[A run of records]
-- -- --
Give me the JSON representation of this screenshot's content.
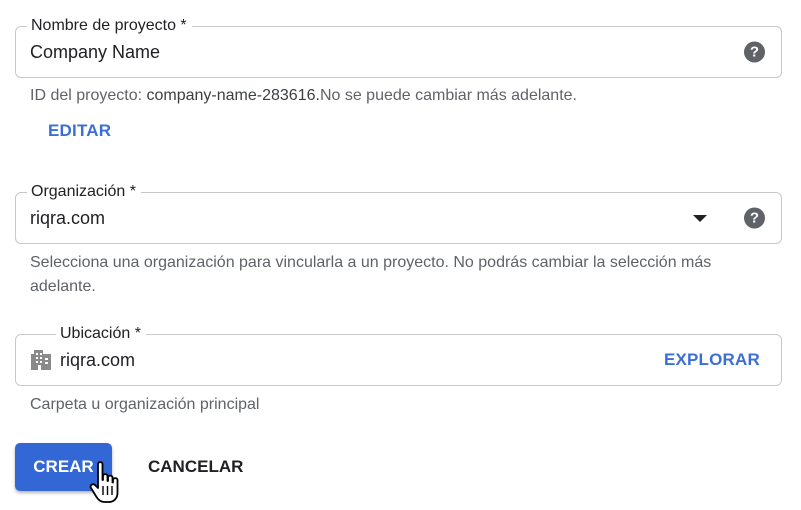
{
  "project_name": {
    "label": "Nombre de proyecto *",
    "value": "Company Name",
    "help_icon": "help-icon"
  },
  "project_id": {
    "prefix": "ID del proyecto: ",
    "id_text": "company-name-283616.",
    "suffix": "No se puede cambiar más adelante."
  },
  "edit_button": "EDITAR",
  "organization": {
    "label": "Organización *",
    "value": "riqra.com",
    "helper": "Selecciona una organización para vincularla a un proyecto. No podrás cambiar la selección más adelante.",
    "dropdown_icon": "dropdown-arrow-icon",
    "help_icon": "help-icon"
  },
  "location": {
    "label": "Ubicación *",
    "value": "riqra.com",
    "browse_label": "EXPLORAR",
    "helper": "Carpeta u organización principal",
    "icon": "building-icon"
  },
  "actions": {
    "create_label": "CREAR",
    "cancel_label": "CANCELAR"
  },
  "colors": {
    "accent": "#3367d6",
    "link": "#3c6fd6",
    "helper_text": "#5f6368",
    "border": "#c8c8c8"
  }
}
-- -- --
*WHAT YOU HAVE TO DO*.
Using the material above, retype each entry exactly and omit the pictures.

*SOLUTION TO THE PROBLEM*.
Give me the JSON representation of this screenshot's content.
{
  "project_name": {
    "label": "Nombre de proyecto *",
    "value": "Company Name",
    "help_icon": "help-icon"
  },
  "project_id": {
    "prefix": "ID del proyecto: ",
    "id_text": "company-name-283616.",
    "suffix": "No se puede cambiar más adelante."
  },
  "edit_button": "EDITAR",
  "organization": {
    "label": "Organización *",
    "value": "riqra.com",
    "helper": "Selecciona una organización para vincularla a un proyecto. No podrás cambiar la selección más adelante.",
    "dropdown_icon": "dropdown-arrow-icon",
    "help_icon": "help-icon"
  },
  "location": {
    "label": "Ubicación *",
    "value": "riqra.com",
    "browse_label": "EXPLORAR",
    "helper": "Carpeta u organización principal",
    "icon": "building-icon"
  },
  "actions": {
    "create_label": "CREAR",
    "cancel_label": "CANCELAR"
  },
  "colors": {
    "accent": "#3367d6",
    "link": "#3c6fd6",
    "helper_text": "#5f6368",
    "border": "#c8c8c8"
  }
}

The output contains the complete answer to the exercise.